■ Exercise directions ■
Filter the listing and keep only the lines with the word "curve".

■ Records supplied ■
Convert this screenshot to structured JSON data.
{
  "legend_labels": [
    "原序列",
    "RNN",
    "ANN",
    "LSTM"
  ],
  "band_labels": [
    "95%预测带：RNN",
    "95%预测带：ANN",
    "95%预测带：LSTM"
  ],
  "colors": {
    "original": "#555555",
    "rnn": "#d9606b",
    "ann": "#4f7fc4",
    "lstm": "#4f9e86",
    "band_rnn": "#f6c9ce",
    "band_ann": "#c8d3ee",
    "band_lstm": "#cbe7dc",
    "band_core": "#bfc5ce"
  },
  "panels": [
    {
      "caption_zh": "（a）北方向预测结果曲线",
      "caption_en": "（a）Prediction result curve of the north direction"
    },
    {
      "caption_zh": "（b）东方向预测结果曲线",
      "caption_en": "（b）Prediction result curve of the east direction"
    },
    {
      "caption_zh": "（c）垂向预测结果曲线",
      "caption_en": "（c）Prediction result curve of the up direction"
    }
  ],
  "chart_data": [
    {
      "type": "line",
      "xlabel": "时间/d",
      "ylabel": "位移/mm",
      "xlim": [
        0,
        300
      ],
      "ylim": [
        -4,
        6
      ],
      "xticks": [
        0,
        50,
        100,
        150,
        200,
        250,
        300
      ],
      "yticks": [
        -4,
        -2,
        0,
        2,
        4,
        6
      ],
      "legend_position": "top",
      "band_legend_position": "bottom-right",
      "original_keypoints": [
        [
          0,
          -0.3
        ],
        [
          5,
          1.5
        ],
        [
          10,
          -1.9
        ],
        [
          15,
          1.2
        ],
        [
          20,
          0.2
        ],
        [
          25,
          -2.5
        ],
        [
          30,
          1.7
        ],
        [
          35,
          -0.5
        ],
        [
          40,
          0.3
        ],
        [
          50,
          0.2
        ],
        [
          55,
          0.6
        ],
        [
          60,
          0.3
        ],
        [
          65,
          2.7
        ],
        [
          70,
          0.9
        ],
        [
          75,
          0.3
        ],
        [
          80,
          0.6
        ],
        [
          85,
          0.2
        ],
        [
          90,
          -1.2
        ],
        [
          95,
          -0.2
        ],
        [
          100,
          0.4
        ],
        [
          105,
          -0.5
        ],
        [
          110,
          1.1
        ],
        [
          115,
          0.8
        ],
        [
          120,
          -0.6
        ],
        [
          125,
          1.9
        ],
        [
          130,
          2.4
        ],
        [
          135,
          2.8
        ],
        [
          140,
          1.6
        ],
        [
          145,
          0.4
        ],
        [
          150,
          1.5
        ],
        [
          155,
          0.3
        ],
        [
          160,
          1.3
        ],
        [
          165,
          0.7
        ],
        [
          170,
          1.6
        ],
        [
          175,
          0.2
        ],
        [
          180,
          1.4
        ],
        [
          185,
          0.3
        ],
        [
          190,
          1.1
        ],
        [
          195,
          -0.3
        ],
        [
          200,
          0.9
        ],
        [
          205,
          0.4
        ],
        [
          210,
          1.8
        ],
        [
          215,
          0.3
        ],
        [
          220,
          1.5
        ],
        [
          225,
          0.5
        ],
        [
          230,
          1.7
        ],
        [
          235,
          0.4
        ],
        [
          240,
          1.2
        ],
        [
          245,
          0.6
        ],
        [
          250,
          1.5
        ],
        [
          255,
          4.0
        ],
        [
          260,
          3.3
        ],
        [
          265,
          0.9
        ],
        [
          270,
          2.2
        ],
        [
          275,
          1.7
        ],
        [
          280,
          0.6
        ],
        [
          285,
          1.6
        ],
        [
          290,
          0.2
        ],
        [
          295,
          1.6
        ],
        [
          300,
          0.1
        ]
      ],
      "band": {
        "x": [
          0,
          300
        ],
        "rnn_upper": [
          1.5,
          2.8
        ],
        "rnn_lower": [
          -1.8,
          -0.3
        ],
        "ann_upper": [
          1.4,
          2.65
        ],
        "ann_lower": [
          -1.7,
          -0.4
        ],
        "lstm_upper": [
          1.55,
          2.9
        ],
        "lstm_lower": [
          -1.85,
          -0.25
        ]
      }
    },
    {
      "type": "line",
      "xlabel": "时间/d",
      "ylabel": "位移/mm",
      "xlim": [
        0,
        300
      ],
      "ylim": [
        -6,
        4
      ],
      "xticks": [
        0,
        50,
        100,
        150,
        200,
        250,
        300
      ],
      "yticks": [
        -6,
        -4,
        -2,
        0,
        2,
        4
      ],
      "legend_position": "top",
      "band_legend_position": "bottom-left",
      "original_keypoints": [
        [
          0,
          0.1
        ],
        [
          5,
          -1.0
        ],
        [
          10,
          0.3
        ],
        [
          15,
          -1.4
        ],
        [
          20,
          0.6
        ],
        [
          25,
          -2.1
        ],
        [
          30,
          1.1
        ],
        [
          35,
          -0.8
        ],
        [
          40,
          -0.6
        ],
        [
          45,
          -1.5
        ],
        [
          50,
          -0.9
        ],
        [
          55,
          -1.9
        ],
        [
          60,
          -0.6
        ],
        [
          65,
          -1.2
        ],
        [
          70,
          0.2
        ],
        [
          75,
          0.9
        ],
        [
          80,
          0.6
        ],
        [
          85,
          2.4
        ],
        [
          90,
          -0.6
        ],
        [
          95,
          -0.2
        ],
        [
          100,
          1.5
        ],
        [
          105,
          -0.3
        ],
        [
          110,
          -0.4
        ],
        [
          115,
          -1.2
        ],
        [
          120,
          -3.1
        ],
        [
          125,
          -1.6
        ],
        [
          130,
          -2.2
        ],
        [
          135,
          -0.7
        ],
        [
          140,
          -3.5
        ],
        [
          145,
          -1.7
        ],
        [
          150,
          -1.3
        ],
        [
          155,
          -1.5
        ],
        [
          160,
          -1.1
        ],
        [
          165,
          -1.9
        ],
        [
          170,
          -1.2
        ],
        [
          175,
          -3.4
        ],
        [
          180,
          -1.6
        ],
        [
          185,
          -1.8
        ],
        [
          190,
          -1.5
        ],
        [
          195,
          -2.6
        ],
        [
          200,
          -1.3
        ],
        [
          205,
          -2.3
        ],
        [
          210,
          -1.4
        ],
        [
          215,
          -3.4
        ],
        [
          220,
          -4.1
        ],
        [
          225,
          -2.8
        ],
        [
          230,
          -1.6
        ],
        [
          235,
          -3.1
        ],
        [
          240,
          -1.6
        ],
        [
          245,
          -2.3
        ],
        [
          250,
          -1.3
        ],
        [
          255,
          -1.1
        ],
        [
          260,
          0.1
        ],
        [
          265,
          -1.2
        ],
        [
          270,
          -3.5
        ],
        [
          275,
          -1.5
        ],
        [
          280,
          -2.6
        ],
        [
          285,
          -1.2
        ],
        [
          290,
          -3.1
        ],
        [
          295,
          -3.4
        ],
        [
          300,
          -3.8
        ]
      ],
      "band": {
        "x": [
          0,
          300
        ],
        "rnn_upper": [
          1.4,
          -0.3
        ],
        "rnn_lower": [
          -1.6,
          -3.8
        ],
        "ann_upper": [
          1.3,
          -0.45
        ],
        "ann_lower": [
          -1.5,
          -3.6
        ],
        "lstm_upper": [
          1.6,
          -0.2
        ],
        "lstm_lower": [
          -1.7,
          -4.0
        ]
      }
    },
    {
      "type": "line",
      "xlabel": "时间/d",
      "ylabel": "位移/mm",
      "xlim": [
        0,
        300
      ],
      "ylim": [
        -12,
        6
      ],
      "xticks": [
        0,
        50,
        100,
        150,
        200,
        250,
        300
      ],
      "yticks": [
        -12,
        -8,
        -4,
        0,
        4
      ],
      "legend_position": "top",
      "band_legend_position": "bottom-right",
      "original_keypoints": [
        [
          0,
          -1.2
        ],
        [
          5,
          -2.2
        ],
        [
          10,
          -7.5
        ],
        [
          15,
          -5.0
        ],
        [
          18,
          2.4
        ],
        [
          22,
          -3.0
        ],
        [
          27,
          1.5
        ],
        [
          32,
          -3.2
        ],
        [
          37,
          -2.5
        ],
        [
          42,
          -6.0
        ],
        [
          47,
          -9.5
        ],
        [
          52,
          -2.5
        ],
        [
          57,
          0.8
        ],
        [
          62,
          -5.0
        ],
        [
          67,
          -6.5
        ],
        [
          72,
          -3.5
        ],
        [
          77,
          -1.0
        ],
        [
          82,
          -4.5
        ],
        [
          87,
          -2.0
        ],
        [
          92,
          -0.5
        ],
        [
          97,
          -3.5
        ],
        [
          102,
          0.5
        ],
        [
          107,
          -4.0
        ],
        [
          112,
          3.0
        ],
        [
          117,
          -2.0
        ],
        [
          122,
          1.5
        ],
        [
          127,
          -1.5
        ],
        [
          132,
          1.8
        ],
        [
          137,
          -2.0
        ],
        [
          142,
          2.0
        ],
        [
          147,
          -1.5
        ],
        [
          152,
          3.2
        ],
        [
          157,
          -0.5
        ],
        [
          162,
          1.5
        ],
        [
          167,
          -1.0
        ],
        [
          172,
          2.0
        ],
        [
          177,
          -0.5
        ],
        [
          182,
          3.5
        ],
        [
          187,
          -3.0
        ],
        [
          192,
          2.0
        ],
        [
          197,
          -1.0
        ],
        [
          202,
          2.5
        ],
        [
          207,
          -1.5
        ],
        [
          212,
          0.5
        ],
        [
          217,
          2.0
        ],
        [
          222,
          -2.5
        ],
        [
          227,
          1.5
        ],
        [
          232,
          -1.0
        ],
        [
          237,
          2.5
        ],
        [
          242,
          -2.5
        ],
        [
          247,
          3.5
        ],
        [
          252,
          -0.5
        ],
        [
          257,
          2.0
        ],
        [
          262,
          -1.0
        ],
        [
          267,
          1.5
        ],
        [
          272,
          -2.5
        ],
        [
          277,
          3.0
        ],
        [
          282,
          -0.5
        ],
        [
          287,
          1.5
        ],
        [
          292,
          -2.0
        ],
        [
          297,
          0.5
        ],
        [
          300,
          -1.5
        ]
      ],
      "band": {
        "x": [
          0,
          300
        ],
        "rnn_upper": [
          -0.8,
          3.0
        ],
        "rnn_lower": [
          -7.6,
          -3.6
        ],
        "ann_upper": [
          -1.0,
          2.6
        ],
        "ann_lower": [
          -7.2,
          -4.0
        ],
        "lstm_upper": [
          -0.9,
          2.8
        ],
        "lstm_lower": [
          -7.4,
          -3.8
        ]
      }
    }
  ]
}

■ Exercise output ■
      "caption_en": "（a）Prediction result curve of the north direction"
      "caption_en": "（b）Prediction result curve of the east direction"
      "caption_en": "（c）Prediction result curve of the up direction"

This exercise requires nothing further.